Exercise aim: Reproduce all of the data exactly.

-- Start of Data supplied --

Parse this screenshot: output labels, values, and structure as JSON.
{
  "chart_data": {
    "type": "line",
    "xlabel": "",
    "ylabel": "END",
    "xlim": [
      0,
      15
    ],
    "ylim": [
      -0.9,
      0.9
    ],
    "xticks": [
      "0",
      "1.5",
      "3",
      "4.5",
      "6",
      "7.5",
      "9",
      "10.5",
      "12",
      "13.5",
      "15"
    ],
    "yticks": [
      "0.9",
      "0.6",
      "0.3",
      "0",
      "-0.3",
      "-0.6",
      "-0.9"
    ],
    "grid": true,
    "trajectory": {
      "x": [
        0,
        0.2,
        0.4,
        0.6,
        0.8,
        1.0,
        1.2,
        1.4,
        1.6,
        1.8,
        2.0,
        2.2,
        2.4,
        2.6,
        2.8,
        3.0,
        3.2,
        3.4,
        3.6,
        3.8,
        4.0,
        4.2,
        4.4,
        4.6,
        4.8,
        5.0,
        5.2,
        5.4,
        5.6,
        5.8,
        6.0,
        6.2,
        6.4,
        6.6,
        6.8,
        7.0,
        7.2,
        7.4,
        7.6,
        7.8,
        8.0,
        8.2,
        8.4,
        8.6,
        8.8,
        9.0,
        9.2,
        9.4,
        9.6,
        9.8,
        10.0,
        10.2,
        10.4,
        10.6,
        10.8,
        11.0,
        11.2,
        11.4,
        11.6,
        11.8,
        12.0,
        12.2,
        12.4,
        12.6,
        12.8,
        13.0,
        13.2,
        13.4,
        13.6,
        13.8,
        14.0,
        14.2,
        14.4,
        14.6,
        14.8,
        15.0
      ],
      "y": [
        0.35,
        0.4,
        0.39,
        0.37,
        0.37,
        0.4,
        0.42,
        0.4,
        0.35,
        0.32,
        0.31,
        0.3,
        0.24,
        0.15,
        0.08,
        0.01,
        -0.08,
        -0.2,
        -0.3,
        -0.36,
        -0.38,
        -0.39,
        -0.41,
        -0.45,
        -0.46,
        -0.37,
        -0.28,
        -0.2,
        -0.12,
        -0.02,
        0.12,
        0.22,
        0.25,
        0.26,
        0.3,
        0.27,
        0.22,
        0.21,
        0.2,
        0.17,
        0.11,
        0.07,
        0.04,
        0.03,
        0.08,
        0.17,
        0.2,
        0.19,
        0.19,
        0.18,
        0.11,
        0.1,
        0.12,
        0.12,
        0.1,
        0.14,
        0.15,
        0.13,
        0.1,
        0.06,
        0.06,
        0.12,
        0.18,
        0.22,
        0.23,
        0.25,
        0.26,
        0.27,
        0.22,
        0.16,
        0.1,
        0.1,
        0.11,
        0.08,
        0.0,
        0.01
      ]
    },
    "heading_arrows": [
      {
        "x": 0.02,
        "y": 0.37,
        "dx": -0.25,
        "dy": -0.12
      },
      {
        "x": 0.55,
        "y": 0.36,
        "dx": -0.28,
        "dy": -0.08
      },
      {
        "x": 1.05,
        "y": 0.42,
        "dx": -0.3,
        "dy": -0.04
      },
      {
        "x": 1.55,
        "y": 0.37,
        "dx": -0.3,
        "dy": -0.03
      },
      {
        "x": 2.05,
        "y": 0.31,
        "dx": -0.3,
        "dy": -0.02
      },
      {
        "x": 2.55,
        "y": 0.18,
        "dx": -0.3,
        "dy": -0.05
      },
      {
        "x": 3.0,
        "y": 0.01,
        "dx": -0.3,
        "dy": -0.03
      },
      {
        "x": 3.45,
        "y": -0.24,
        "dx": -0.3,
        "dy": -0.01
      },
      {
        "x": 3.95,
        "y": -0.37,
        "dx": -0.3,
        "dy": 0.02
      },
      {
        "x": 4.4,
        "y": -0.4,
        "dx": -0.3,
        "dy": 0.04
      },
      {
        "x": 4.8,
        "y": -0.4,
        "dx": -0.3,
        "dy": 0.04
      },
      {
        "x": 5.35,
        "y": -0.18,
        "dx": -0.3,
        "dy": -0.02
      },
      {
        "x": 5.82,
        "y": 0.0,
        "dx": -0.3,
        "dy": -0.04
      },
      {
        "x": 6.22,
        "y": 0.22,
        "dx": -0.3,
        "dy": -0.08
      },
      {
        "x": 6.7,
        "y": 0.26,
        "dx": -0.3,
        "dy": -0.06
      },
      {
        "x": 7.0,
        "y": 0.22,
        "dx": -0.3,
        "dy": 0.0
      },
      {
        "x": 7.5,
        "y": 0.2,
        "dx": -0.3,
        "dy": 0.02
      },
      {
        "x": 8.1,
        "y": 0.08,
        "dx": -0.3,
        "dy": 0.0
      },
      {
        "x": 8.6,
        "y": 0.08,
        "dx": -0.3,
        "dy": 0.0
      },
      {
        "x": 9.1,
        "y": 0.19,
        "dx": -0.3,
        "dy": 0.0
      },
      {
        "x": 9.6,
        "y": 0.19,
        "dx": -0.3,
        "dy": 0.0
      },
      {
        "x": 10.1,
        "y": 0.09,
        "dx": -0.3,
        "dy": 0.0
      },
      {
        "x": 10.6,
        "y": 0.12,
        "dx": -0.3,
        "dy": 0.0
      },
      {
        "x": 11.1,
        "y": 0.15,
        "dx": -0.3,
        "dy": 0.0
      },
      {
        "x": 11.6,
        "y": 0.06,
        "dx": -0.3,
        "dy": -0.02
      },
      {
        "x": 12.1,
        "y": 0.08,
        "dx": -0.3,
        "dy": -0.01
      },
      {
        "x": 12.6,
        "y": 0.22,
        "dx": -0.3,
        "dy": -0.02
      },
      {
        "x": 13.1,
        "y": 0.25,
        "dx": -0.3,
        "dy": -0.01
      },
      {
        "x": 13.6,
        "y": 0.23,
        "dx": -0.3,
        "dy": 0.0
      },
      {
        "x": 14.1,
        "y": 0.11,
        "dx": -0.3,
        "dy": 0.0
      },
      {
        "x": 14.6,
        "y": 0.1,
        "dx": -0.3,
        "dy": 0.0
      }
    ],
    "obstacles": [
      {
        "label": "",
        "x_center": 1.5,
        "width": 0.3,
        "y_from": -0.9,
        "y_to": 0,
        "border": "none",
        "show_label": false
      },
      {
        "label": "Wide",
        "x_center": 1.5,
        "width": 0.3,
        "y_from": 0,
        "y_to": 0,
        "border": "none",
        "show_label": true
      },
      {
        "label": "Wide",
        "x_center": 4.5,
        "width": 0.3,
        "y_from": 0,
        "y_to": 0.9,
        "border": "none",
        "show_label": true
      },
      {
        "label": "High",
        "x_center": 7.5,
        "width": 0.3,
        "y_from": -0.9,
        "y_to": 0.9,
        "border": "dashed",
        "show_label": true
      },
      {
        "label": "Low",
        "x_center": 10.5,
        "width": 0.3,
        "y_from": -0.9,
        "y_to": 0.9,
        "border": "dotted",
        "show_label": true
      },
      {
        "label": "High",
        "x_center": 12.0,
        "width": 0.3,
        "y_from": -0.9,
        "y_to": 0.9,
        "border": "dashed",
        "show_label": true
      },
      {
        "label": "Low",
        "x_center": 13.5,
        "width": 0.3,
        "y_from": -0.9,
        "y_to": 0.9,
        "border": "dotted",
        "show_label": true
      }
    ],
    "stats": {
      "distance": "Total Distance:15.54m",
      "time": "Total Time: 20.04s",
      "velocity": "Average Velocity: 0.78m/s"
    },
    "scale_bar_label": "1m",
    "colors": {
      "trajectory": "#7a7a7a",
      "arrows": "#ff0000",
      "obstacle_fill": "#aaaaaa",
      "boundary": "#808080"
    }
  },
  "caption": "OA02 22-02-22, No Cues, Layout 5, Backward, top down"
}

-- End of Data supplied --

Response to this exercise:
Parse this screenshot: output labels, values, and structure as JSON.
{
  "chart_data": {
    "type": "line",
    "xlabel": "",
    "ylabel": "END",
    "xlim": [
      0,
      15
    ],
    "ylim": [
      -0.9,
      0.9
    ],
    "xticks": [
      "0",
      "1.5",
      "3",
      "4.5",
      "6",
      "7.5",
      "9",
      "10.5",
      "12",
      "13.5",
      "15"
    ],
    "yticks": [
      "0.9",
      "0.6",
      "0.3",
      "0",
      "-0.3",
      "-0.6",
      "-0.9"
    ],
    "grid": true,
    "trajectory": {
      "x": [
        0,
        0.2,
        0.4,
        0.6,
        0.8,
        1.0,
        1.2,
        1.4,
        1.6,
        1.8,
        2.0,
        2.2,
        2.4,
        2.6,
        2.8,
        3.0,
        3.2,
        3.4,
        3.6,
        3.8,
        4.0,
        4.2,
        4.4,
        4.6,
        4.8,
        5.0,
        5.2,
        5.4,
        5.6,
        5.8,
        6.0,
        6.2,
        6.4,
        6.6,
        6.8,
        7.0,
        7.2,
        7.4,
        7.6,
        7.8,
        8.0,
        8.2,
        8.4,
        8.6,
        8.8,
        9.0,
        9.2,
        9.4,
        9.6,
        9.8,
        10.0,
        10.2,
        10.4,
        10.6,
        10.8,
        11.0,
        11.2,
        11.4,
        11.6,
        11.8,
        12.0,
        12.2,
        12.4,
        12.6,
        12.8,
        13.0,
        13.2,
        13.4,
        13.6,
        13.8,
        14.0,
        14.2,
        14.4,
        14.6,
        14.8,
        15.0
      ],
      "y": [
        0.35,
        0.4,
        0.39,
        0.37,
        0.37,
        0.4,
        0.42,
        0.4,
        0.35,
        0.32,
        0.31,
        0.3,
        0.24,
        0.15,
        0.08,
        0.01,
        -0.08,
        -0.2,
        -0.3,
        -0.36,
        -0.38,
        -0.39,
        -0.41,
        -0.45,
        -0.46,
        -0.37,
        -0.28,
        -0.2,
        -0.12,
        -0.02,
        0.12,
        0.22,
        0.25,
        0.26,
        0.3,
        0.27,
        0.22,
        0.21,
        0.2,
        0.17,
        0.11,
        0.07,
        0.04,
        0.03,
        0.08,
        0.17,
        0.2,
        0.19,
        0.19,
        0.18,
        0.11,
        0.1,
        0.12,
        0.12,
        0.1,
        0.14,
        0.15,
        0.13,
        0.1,
        0.06,
        0.06,
        0.12,
        0.18,
        0.22,
        0.23,
        0.25,
        0.26,
        0.27,
        0.22,
        0.16,
        0.1,
        0.1,
        0.11,
        0.08,
        0.0,
        0.01
      ]
    },
    "heading_arrows": [
      {
        "x": 0.02,
        "y": 0.37,
        "dx": -0.25,
        "dy": -0.12
      },
      {
        "x": 0.55,
        "y": 0.36,
        "dx": -0.28,
        "dy": -0.08
      },
      {
        "x": 1.05,
        "y": 0.42,
        "dx": -0.3,
        "dy": -0.04
      },
      {
        "x": 1.55,
        "y": 0.37,
        "dx": -0.3,
        "dy": -0.03
      },
      {
        "x": 2.05,
        "y": 0.31,
        "dx": -0.3,
        "dy": -0.02
      },
      {
        "x": 2.55,
        "y": 0.18,
        "dx": -0.3,
        "dy": -0.05
      },
      {
        "x": 3.0,
        "y": 0.01,
        "dx": -0.3,
        "dy": -0.03
      },
      {
        "x": 3.45,
        "y": -0.24,
        "dx": -0.3,
        "dy": -0.01
      },
      {
        "x": 3.95,
        "y": -0.37,
        "dx": -0.3,
        "dy": 0.02
      },
      {
        "x": 4.4,
        "y": -0.4,
        "dx": -0.3,
        "dy": 0.04
      },
      {
        "x": 4.8,
        "y": -0.4,
        "dx": -0.3,
        "dy": 0.04
      },
      {
        "x": 5.35,
        "y": -0.18,
        "dx": -0.3,
        "dy": -0.02
      },
      {
        "x": 5.82,
        "y": 0.0,
        "dx": -0.3,
        "dy": -0.04
      },
      {
        "x": 6.22,
        "y": 0.22,
        "dx": -0.3,
        "dy": -0.08
      },
      {
        "x": 6.7,
        "y": 0.26,
        "dx": -0.3,
        "dy": -0.06
      },
      {
        "x": 7.0,
        "y": 0.22,
        "dx": -0.3,
        "dy": 0.0
      },
      {
        "x": 7.5,
        "y": 0.2,
        "dx": -0.3,
        "dy": 0.02
      },
      {
        "x": 8.1,
        "y": 0.08,
        "dx": -0.3,
        "dy": 0.0
      },
      {
        "x": 8.6,
        "y": 0.08,
        "dx": -0.3,
        "dy": 0.0
      },
      {
        "x": 9.1,
        "y": 0.19,
        "dx": -0.3,
        "dy": 0.0
      },
      {
        "x": 9.6,
        "y": 0.19,
        "dx": -0.3,
        "dy": 0.0
      },
      {
        "x": 10.1,
        "y": 0.09,
        "dx": -0.3,
        "dy": 0.0
      },
      {
        "x": 10.6,
        "y": 0.12,
        "dx": -0.3,
        "dy": 0.0
      },
      {
        "x": 11.1,
        "y": 0.15,
        "dx": -0.3,
        "dy": 0.0
      },
      {
        "x": 11.6,
        "y": 0.06,
        "dx": -0.3,
        "dy": -0.02
      },
      {
        "x": 12.1,
        "y": 0.08,
        "dx": -0.3,
        "dy": -0.01
      },
      {
        "x": 12.6,
        "y": 0.22,
        "dx": -0.3,
        "dy": -0.02
      },
      {
        "x": 13.1,
        "y": 0.25,
        "dx": -0.3,
        "dy": -0.01
      },
      {
        "x": 13.6,
        "y": 0.23,
        "dx": -0.3,
        "dy": 0.0
      },
      {
        "x": 14.1,
        "y": 0.11,
        "dx": -0.3,
        "dy": 0.0
      },
      {
        "x": 14.6,
        "y": 0.1,
        "dx": -0.3,
        "dy": 0.0
      }
    ],
    "obstacles": [
      {
        "label": "",
        "x_center": 1.5,
        "width": 0.3,
        "y_from": -0.9,
        "y_to": 0,
        "border": "none",
        "show_label": false
      },
      {
        "label": "Wide",
        "x_center": 1.5,
        "width": 0.3,
        "y_from": 0,
        "y_to": 0,
        "border": "none",
        "show_label": true
      },
      {
        "label": "Wide",
        "x_center": 4.5,
        "width": 0.3,
        "y_from": 0,
        "y_to": 0.9,
        "border": "none",
        "show_label": true
      },
      {
        "label": "High",
        "x_center": 7.5,
        "width": 0.3,
        "y_from": -0.9,
        "y_to": 0.9,
        "border": "dashed",
        "show_label": true
      },
      {
        "label": "Low",
        "x_center": 10.5,
        "width": 0.3,
        "y_from": -0.9,
        "y_to": 0.9,
        "border": "dotted",
        "show_label": true
      },
      {
        "label": "High",
        "x_center": 12.0,
        "width": 0.3,
        "y_from": -0.9,
        "y_to": 0.9,
        "border": "dashed",
        "show_label": true
      },
      {
        "label": "Low",
        "x_center": 13.5,
        "width": 0.3,
        "y_from": -0.9,
        "y_to": 0.9,
        "border": "dotted",
        "show_label": true
      }
    ],
    "stats": {
      "distance": "Total Distance:15.54m",
      "time": "Total Time: 20.04s",
      "velocity": "Average Velocity: 0.78m/s"
    },
    "scale_bar_label": "1m",
    "colors": {
      "trajectory": "#7a7a7a",
      "arrows": "#ff0000",
      "obstacle_fill": "#aaaaaa",
      "boundary": "#808080"
    }
  },
  "caption": "OA02 22-02-22, No Cues, Layout 5, Backward, top down"
}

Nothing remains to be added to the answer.